----- Records -----

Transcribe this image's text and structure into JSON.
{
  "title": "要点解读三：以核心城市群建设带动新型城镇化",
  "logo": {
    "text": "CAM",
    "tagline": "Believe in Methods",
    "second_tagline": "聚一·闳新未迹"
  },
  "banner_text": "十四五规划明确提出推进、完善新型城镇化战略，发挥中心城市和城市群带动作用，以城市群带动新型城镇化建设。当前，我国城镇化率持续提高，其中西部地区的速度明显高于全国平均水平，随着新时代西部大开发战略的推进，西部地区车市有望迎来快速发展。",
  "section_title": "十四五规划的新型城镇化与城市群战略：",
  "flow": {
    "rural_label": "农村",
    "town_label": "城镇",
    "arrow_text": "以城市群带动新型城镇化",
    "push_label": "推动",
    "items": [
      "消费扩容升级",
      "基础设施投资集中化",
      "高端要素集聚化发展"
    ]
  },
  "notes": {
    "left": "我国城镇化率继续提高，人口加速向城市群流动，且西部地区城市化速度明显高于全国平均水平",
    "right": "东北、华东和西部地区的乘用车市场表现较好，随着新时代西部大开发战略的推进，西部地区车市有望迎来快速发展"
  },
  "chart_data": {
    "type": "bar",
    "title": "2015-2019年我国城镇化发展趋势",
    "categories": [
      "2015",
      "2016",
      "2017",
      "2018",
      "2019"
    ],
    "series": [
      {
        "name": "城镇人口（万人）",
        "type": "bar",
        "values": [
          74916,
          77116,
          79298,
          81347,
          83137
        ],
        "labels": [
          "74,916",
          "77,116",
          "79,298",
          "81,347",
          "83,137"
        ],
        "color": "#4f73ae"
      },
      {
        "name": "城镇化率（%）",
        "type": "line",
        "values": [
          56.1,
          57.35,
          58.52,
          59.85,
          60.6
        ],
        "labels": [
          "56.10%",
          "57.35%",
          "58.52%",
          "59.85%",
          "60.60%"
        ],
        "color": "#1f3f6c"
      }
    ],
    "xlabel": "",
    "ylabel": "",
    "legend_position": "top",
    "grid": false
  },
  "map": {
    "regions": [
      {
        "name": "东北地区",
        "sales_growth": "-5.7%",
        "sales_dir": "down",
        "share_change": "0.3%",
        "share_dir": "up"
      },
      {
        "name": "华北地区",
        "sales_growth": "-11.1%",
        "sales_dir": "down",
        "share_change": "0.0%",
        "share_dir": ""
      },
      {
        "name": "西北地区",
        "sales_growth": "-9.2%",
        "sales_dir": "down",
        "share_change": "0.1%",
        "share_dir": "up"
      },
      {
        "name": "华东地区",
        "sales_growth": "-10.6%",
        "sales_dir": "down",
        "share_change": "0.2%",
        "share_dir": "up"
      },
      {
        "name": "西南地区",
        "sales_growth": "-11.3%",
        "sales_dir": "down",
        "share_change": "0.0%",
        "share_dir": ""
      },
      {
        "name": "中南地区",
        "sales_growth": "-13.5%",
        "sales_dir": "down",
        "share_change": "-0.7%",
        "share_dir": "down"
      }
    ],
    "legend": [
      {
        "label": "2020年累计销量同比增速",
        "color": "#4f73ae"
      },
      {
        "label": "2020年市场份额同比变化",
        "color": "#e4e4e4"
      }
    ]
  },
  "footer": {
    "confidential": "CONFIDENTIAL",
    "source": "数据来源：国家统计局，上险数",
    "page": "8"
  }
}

-----
----- Records -----

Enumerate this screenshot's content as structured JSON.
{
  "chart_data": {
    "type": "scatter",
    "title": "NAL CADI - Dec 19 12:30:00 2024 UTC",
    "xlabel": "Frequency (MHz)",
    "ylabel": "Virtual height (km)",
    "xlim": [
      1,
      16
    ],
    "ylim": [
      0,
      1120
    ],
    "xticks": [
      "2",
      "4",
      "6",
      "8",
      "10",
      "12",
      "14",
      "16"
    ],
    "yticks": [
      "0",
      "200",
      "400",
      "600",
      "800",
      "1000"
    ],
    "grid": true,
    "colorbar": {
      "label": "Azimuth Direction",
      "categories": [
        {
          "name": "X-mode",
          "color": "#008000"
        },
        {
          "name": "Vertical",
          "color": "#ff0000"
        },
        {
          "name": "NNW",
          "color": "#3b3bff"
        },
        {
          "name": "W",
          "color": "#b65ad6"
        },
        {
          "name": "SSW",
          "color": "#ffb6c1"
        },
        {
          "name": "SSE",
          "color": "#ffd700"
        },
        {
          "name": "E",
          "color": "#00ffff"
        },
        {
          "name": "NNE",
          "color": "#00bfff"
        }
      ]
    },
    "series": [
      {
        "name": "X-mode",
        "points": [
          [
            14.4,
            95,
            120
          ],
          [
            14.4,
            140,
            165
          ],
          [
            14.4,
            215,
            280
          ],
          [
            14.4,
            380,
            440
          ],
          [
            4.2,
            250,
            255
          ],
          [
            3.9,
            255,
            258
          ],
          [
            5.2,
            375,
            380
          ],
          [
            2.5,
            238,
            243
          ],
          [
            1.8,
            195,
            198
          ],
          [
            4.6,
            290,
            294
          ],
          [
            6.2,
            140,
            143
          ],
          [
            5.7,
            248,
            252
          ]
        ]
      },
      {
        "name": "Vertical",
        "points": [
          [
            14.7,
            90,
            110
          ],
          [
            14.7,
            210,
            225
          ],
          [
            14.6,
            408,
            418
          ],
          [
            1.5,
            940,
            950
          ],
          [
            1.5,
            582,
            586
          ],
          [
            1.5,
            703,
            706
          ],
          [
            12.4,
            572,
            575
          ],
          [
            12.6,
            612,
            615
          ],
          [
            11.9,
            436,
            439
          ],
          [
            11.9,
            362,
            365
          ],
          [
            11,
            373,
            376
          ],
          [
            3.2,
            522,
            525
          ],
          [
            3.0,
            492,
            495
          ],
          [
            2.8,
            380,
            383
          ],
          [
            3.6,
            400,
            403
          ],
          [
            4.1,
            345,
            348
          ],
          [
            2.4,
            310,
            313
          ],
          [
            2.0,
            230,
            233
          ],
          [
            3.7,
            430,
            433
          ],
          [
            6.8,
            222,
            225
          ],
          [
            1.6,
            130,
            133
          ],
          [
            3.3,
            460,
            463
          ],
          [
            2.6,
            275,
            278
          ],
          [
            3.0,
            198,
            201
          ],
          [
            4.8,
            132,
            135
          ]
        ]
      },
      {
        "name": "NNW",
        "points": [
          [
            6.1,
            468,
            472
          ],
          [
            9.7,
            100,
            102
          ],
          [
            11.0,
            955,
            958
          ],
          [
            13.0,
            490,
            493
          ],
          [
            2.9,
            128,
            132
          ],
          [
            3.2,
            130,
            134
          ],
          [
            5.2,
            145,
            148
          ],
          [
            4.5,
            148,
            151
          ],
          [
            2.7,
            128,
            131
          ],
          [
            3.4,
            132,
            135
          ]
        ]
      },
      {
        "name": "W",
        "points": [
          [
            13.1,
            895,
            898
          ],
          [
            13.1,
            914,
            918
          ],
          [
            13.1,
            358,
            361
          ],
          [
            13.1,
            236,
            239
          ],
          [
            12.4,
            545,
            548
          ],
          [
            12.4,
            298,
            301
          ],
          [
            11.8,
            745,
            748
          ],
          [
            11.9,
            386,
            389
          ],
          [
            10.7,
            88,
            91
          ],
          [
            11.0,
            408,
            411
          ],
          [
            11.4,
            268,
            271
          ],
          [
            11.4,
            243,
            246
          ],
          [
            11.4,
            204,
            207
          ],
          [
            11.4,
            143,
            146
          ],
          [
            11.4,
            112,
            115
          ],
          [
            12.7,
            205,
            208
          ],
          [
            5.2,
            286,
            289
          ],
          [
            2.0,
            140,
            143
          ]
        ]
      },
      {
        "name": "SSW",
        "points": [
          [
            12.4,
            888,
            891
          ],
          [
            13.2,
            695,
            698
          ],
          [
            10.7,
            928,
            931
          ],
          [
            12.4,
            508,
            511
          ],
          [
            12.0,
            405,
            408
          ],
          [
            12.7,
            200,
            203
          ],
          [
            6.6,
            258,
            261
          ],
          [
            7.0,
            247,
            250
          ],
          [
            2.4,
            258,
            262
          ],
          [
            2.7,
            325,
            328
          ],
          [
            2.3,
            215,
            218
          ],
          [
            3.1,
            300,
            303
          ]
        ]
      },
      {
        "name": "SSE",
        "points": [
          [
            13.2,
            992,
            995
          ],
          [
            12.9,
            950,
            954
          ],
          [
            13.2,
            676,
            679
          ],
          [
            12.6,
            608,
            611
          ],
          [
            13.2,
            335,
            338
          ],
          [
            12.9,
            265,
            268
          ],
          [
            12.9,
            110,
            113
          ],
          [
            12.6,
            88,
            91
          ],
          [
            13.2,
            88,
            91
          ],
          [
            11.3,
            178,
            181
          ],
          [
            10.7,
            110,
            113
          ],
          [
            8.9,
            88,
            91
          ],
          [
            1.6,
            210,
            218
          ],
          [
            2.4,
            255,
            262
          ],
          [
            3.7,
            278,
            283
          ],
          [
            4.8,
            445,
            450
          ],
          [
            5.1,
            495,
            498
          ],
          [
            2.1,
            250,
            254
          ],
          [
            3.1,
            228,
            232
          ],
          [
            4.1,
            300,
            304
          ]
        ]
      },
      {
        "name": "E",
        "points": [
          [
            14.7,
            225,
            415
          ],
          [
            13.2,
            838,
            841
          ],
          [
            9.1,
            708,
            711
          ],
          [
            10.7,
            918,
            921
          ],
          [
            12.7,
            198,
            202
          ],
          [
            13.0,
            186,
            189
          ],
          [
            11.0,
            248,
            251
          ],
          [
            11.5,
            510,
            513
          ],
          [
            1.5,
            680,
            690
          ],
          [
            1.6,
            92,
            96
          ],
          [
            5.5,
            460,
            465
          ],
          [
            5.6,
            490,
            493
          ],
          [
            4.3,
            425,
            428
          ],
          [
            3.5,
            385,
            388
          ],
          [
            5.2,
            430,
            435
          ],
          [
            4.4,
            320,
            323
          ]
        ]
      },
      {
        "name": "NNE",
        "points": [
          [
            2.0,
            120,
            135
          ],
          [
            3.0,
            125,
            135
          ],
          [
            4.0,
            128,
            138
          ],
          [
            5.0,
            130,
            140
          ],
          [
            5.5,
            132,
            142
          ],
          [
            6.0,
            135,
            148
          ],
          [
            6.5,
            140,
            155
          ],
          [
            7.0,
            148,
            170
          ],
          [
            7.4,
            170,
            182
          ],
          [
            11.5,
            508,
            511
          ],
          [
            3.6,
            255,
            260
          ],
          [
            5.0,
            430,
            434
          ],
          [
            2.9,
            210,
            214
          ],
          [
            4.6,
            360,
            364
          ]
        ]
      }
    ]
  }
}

-----
----- Records -----

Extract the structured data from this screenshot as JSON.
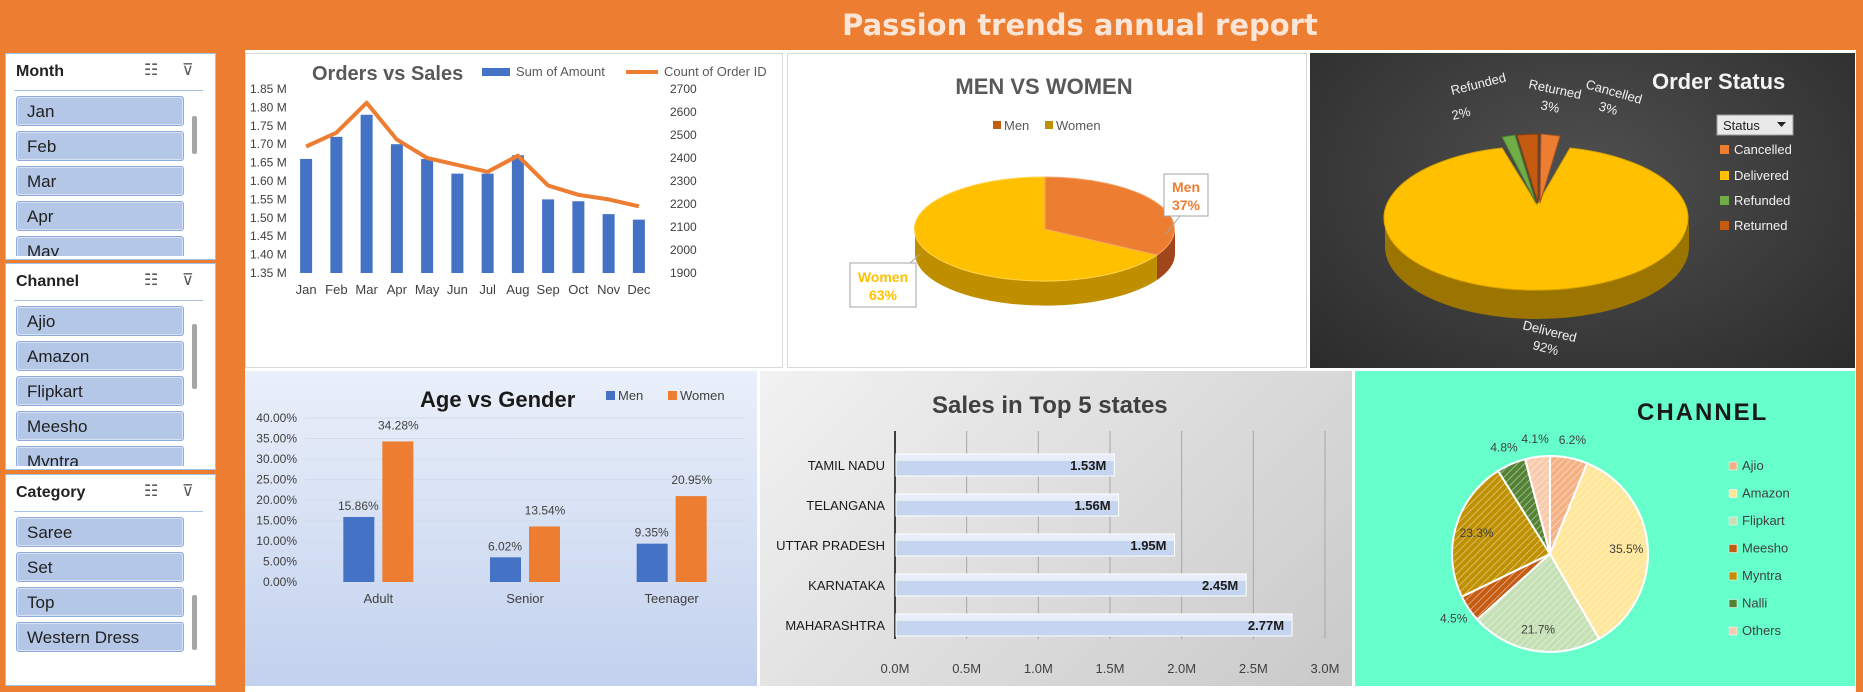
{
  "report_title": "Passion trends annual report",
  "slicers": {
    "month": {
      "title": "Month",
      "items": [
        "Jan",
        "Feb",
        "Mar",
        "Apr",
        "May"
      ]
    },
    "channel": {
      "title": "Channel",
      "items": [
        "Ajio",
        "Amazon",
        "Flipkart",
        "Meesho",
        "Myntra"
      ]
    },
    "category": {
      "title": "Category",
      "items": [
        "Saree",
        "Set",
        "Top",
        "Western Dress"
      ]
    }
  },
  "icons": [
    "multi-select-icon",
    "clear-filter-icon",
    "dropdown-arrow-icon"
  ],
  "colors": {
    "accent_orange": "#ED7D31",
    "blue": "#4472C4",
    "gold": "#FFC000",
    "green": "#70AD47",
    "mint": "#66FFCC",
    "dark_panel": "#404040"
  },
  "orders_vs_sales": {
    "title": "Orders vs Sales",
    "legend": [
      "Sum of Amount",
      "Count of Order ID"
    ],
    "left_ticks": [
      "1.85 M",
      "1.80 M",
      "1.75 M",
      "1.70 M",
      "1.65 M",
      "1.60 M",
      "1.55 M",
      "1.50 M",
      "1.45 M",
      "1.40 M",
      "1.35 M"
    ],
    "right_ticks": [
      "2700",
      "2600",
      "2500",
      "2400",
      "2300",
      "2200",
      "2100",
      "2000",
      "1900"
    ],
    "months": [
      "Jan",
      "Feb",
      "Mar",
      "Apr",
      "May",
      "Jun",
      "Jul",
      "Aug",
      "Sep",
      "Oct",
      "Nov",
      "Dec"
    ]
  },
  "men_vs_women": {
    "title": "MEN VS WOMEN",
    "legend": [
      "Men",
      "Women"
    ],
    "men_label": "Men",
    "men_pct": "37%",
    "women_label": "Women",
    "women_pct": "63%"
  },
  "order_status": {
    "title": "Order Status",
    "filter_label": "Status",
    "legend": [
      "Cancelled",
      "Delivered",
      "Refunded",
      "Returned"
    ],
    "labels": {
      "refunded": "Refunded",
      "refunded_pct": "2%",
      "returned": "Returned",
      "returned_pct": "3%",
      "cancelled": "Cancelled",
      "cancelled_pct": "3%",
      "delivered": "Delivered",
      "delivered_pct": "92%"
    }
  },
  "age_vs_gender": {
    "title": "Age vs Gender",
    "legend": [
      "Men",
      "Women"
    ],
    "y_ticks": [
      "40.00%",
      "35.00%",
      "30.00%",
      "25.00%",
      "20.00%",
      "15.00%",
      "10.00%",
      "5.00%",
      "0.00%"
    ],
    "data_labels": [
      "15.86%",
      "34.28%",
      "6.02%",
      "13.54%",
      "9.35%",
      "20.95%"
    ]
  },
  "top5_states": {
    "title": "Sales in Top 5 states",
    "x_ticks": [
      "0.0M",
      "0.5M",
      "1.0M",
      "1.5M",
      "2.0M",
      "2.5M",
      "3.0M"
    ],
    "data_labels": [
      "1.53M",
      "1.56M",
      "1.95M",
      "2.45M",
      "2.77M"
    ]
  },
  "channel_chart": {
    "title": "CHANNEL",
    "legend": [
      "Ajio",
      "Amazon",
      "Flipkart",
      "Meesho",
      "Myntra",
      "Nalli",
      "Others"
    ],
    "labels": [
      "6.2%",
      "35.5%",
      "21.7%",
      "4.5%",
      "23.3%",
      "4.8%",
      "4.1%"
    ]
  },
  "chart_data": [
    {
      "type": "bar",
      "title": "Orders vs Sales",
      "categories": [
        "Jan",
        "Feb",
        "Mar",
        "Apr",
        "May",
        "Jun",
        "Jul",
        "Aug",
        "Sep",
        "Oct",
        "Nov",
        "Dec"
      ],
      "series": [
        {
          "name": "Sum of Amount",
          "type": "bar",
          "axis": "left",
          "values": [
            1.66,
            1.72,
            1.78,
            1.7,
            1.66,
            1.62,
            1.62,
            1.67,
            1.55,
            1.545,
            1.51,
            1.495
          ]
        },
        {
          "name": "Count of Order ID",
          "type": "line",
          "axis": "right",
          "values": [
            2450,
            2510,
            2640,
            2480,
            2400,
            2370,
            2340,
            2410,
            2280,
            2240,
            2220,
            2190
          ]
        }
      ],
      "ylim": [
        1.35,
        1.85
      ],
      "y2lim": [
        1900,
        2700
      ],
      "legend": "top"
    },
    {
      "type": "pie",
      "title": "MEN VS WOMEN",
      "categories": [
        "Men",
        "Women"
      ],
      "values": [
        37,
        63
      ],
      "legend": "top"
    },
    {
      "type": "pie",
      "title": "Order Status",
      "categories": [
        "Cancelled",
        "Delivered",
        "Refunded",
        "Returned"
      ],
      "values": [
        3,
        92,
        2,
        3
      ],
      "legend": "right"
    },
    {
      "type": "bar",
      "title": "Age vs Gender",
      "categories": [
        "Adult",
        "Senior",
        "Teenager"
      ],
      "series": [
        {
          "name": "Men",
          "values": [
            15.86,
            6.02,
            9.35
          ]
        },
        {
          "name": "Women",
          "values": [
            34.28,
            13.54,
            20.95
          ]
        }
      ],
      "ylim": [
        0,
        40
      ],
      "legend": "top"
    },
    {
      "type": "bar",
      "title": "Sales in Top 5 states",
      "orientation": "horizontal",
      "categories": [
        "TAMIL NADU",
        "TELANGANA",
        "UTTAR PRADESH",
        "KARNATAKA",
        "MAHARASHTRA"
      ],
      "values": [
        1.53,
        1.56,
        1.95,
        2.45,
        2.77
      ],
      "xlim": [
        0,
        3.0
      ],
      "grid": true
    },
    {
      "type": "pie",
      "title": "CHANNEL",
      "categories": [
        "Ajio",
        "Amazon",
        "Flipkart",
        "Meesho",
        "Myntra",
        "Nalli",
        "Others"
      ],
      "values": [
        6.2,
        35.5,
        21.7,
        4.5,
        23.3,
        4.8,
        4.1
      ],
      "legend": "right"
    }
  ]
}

-----

Short exercise ->
Write down only how many lines in the listing contain the word "Count".

Result ->
2